▸ Aim of the exercise
Copy each line that contains the string "text".

───

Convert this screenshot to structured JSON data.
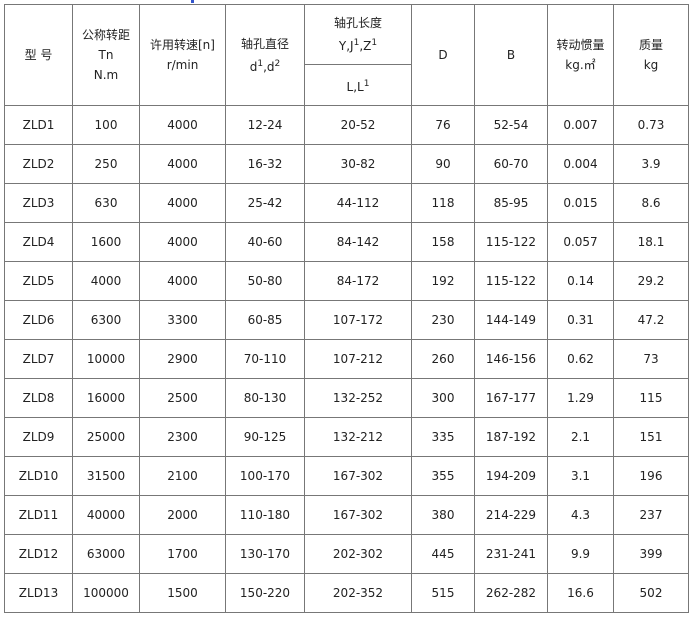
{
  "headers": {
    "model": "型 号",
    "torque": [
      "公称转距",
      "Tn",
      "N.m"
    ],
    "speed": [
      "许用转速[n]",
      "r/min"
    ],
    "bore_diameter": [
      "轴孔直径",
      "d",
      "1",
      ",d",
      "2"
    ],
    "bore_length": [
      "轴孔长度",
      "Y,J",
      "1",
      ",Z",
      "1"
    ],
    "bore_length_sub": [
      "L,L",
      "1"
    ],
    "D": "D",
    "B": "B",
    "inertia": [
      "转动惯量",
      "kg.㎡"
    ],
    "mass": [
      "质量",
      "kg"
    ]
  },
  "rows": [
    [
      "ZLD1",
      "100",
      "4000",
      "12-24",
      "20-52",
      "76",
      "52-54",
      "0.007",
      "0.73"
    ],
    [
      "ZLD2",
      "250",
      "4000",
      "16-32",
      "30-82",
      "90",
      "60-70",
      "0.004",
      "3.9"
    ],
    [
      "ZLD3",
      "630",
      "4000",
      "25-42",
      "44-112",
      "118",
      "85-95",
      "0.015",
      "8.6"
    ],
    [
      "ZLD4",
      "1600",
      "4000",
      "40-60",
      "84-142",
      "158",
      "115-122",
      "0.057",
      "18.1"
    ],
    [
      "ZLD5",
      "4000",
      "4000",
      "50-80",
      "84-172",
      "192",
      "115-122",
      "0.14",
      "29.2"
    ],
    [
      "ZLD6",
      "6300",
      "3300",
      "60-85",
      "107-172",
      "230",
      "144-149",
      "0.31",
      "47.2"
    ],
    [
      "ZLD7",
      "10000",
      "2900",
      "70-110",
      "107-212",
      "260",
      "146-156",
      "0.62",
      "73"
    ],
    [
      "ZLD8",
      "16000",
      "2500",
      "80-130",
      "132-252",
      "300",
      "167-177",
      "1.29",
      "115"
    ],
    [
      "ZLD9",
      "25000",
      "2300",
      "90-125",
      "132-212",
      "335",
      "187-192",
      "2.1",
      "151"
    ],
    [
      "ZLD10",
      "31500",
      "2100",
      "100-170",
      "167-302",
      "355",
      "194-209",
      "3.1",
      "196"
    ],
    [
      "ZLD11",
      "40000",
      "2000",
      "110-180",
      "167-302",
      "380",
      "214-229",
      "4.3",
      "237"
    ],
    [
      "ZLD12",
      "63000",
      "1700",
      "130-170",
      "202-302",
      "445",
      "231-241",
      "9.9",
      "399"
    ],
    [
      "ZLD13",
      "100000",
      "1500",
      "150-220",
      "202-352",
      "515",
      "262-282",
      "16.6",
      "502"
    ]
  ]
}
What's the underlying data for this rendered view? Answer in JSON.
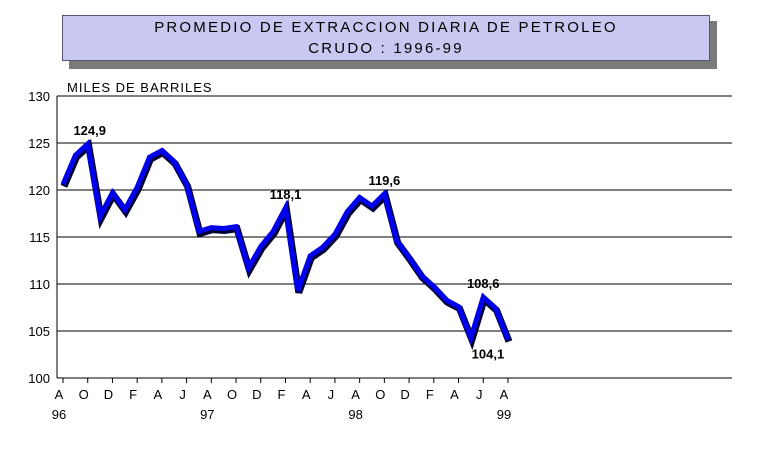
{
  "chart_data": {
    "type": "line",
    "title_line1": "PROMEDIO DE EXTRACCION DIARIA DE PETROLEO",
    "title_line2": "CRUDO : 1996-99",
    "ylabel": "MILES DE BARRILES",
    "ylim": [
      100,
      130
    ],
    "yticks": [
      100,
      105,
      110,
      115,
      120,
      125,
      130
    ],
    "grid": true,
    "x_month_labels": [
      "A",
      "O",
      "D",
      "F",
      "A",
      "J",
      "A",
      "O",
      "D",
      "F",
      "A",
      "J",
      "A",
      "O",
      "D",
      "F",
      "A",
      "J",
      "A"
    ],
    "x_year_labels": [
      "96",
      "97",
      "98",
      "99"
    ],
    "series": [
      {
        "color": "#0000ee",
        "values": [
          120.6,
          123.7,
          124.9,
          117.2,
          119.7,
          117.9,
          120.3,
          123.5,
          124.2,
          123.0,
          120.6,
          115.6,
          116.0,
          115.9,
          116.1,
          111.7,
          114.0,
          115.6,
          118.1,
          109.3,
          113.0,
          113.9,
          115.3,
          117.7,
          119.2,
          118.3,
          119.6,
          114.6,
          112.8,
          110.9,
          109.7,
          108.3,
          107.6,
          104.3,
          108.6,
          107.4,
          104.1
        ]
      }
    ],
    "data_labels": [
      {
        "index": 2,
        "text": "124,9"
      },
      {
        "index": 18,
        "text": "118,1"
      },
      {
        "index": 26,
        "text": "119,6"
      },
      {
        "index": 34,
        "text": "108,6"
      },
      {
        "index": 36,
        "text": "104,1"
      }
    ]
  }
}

───

▸ Complete answer
        "text": "124,9"
        "text": "118,1"
        "text": "119,6"
        "text": "108,6"
        "text": "104,1"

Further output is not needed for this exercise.